— WHAT YOU HAVE TO DO —
Duplicate the entries below from the line containing "Annotate this image: element" up to and including the line containing "266, 348, 296]".

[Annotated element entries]
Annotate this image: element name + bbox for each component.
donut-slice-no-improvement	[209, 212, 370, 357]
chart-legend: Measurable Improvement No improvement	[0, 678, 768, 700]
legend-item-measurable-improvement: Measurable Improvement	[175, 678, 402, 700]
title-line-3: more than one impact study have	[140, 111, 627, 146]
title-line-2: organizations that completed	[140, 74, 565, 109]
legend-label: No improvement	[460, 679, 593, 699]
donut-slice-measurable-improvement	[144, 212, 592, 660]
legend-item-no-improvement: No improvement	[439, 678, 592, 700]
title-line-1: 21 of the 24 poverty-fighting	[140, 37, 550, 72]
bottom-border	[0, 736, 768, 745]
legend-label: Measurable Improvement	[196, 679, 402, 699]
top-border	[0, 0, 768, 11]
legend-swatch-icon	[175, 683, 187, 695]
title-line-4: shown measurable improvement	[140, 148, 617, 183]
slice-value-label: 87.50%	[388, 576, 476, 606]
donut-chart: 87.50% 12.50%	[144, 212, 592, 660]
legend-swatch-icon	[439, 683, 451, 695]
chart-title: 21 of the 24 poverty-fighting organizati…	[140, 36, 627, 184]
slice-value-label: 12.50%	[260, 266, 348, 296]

---

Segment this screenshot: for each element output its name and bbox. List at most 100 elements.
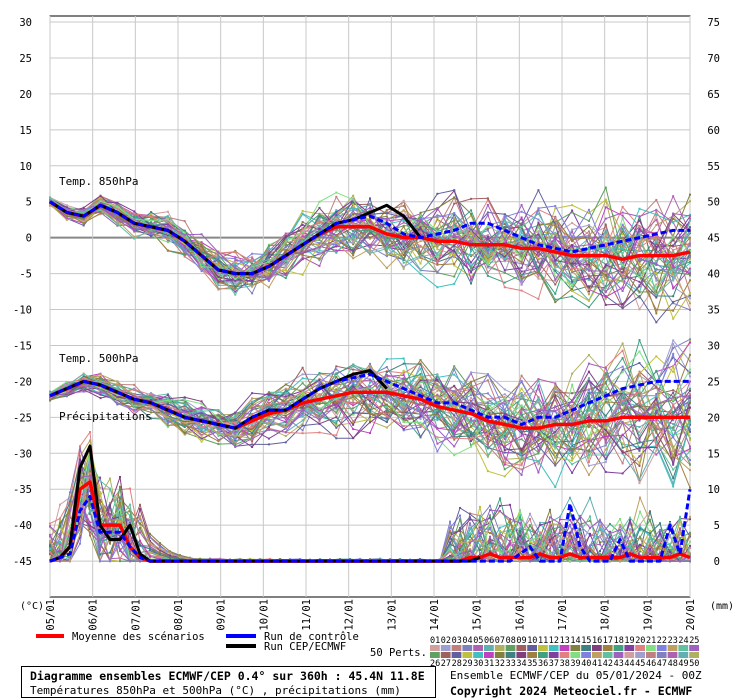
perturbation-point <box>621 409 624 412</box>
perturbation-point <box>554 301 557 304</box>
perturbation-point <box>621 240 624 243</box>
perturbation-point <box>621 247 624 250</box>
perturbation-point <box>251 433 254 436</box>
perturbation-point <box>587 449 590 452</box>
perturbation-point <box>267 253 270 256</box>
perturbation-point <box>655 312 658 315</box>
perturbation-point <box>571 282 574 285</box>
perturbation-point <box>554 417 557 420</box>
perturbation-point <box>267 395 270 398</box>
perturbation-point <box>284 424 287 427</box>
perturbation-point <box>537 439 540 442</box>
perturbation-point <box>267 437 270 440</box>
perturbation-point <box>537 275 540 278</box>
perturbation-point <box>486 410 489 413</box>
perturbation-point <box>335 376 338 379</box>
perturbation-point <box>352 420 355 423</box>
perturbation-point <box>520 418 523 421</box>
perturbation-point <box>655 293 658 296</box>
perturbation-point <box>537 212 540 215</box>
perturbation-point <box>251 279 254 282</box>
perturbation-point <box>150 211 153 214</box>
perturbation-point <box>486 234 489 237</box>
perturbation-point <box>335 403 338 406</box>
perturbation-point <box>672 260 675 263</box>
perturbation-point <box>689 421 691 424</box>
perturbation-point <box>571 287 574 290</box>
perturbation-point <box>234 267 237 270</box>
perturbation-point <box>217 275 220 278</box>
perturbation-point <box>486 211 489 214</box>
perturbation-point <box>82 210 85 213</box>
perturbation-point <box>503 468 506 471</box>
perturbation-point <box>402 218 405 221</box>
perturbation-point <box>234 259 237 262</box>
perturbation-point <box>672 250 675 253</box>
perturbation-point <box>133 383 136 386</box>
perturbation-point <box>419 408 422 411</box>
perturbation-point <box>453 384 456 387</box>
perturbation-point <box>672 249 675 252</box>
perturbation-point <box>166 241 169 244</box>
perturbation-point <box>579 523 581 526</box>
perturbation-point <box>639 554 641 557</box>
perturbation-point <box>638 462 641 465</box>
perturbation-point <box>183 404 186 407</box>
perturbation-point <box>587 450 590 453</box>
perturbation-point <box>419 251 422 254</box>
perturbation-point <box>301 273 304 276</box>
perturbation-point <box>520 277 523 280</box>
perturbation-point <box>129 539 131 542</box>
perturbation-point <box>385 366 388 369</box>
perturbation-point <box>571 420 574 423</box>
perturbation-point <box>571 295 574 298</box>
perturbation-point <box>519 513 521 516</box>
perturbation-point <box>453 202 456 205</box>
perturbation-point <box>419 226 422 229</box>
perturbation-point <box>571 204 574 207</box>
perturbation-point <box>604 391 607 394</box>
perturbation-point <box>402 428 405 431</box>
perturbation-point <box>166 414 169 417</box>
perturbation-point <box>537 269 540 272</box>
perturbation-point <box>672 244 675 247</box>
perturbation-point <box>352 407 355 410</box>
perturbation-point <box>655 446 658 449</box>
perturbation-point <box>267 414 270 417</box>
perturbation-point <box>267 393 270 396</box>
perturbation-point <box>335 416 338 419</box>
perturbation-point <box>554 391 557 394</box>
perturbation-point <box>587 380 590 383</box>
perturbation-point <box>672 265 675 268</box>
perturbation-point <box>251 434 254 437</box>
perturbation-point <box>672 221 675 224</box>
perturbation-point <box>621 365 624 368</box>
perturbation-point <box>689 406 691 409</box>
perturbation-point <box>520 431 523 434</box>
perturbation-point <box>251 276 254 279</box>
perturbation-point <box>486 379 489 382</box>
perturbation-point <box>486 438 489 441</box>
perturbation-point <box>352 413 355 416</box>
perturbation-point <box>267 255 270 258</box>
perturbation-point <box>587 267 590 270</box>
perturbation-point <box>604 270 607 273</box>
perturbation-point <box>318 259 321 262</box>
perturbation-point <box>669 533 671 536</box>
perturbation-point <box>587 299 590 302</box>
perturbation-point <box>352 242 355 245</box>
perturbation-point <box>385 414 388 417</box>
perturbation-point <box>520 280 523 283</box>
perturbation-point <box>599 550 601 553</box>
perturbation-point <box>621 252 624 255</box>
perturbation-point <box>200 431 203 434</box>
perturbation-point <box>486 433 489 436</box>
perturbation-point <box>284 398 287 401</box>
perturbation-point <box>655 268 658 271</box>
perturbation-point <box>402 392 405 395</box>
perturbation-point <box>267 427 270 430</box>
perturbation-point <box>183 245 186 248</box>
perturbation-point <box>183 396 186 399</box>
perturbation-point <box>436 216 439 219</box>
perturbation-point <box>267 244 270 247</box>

— SOLUTION BELOW —
Annotate this image: element name + bbox for each component.
donut-slice-no-improvement	[209, 212, 370, 357]
chart-legend: Measurable Improvement No improvement	[0, 678, 768, 700]
legend-item-measurable-improvement: Measurable Improvement	[175, 678, 402, 700]
title-line-3: more than one impact study have	[140, 111, 627, 146]
title-line-2: organizations that completed	[140, 74, 565, 109]
legend-label: No improvement	[460, 679, 593, 699]
donut-slice-measurable-improvement	[144, 212, 592, 660]
legend-item-no-improvement: No improvement	[439, 678, 592, 700]
title-line-1: 21 of the 24 poverty-fighting	[140, 37, 550, 72]
bottom-border	[0, 736, 768, 745]
legend-label: Measurable Improvement	[196, 679, 402, 699]
top-border	[0, 0, 768, 11]
legend-swatch-icon	[175, 683, 187, 695]
title-line-4: shown measurable improvement	[140, 148, 617, 183]
slice-value-label: 87.50%	[388, 576, 476, 606]
donut-chart: 87.50% 12.50%	[144, 212, 592, 660]
legend-swatch-icon	[439, 683, 451, 695]
chart-title: 21 of the 24 poverty-fighting organizati…	[140, 36, 627, 184]
slice-value-label: 12.50%	[260, 266, 348, 296]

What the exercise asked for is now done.